To do: In the entries below, count each line holding the word "indicators". Answer with the total alone.

Dataset items:
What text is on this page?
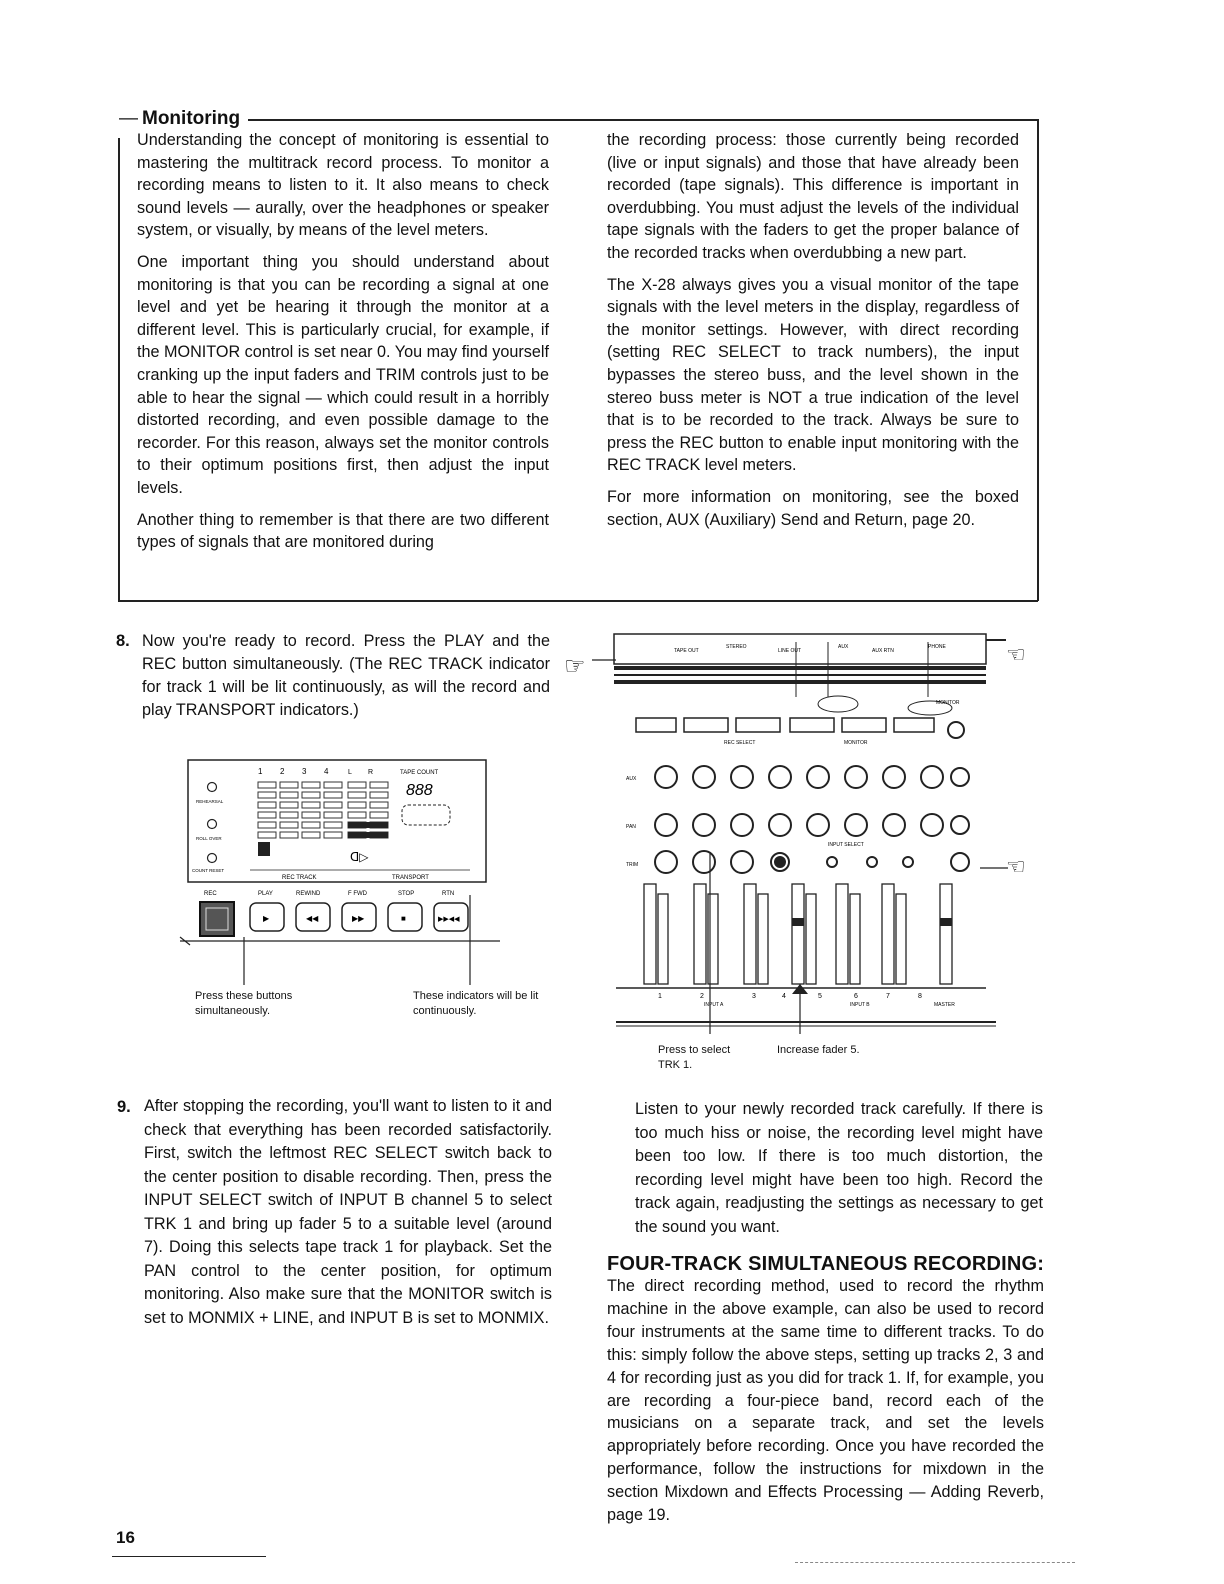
— Monitoring

Understanding the concept of monitoring is essential to mastering the multitrack record process. To monitor a recording means to listen to it. It also means to check sound levels — aurally, over the headphones or speaker system, or visually, by means of the level meters.

One important thing you should understand about monitoring is that you can be recording a signal at one level and yet be hearing it through the monitor at a different level. This is particularly crucial, for example, if the MONITOR control is set near 0. You may find yourself cranking up the input faders and TRIM controls just to be able to hear the signal — which could result in a horribly distorted recording, and even possible damage to the recorder. For this reason, always set the monitor controls to their optimum positions first, then adjust the input levels.

Another thing to remember is that there are two different types of signals that are monitored during

the recording process: those currently being recorded (live or input signals) and those that have already been recorded (tape signals). This difference is important in overdubbing. You must adjust the levels of the individual tape signals with the faders to get the proper balance of the recorded tracks when overdubbing a new part.

The X-28 always gives you a visual monitor of the tape signals with the level meters in the display, regardless of the monitor settings. However, with direct recording (setting REC SELECT to track numbers), the input bypasses the stereo buss, and the level shown in the stereo buss meter is NOT a true indication of the level that is to be recorded to the track. Always be sure to press the REC button to enable input monitoring with the REC TRACK level meters.

For more information on monitoring, see the boxed section, AUX (Auxiliary) Send and Return, page 20.

8. Now you're ready to record. Press the PLAY and the REC button simultaneously. (The REC TRACK indicator for track 1 will be lit continuously, as will the record and play TRANSPORT indicators.)
1 2 3 4	L R	TAPE COUNT
REHEARSAL
ROLL OVER
COUNT RESET
888
ᗡ▷
REC TRACK	TRANSPORT
REC	PLAY	REWIND	F FWD	STOP	RTN
▶	◀◀	▶▶	■	▶▶◀◀
Press these buttons simultaneously.
These indicators will be lit continuously.
☞
TAPE OUT
STEREO
LINE OUT
AUX
AUX RTN
PHONE	☜
MONITOR
REC SELECT	MONITOR
AUX
PAN
TRIM
INPUT SELECT
☜
1	2	3	4	5	6	7	8
INPUT A	INPUT B	MASTER
Press to select TRK 1.
Increase fader 5.
9. After stopping the recording, you'll want to listen to it and check that everything has been recorded satisfactorily. First, switch the leftmost REC SELECT switch back to the center position to disable recording. Then, press the INPUT SELECT switch of INPUT B channel 5 to select TRK 1 and bring up fader 5 to a suitable level (around 7). Doing this selects tape track 1 for playback. Set the PAN control to the center position, for optimum monitoring. Also make sure that the MONITOR switch is set to MONMIX + LINE, and INPUT B is set to MONMIX.
Listen to your newly recorded track carefully. If there is too much hiss or noise, the recording level might have been too low. If there is too much distortion, the recording level might have been too high. Record the track again, readjusting the settings as necessary to get the sound you want.
FOUR-TRACK SIMULTANEOUS RECORDING:
The direct recording method, used to record the rhythm machine in the above example, can also be used to record four instruments at the same time to different tracks. To do this: simply follow the above steps, setting up tracks 2, 3 and 4 for recording just as you did for track 1. If, for example, you are recording a four-piece band, record each of the musicians on a separate track, and set the levels appropriately before recording. Once you have recorded the performance, follow the instructions for mixdown in the section Mixdown and Effects Processing — Adding Reverb, page 19.
16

Correct output: 2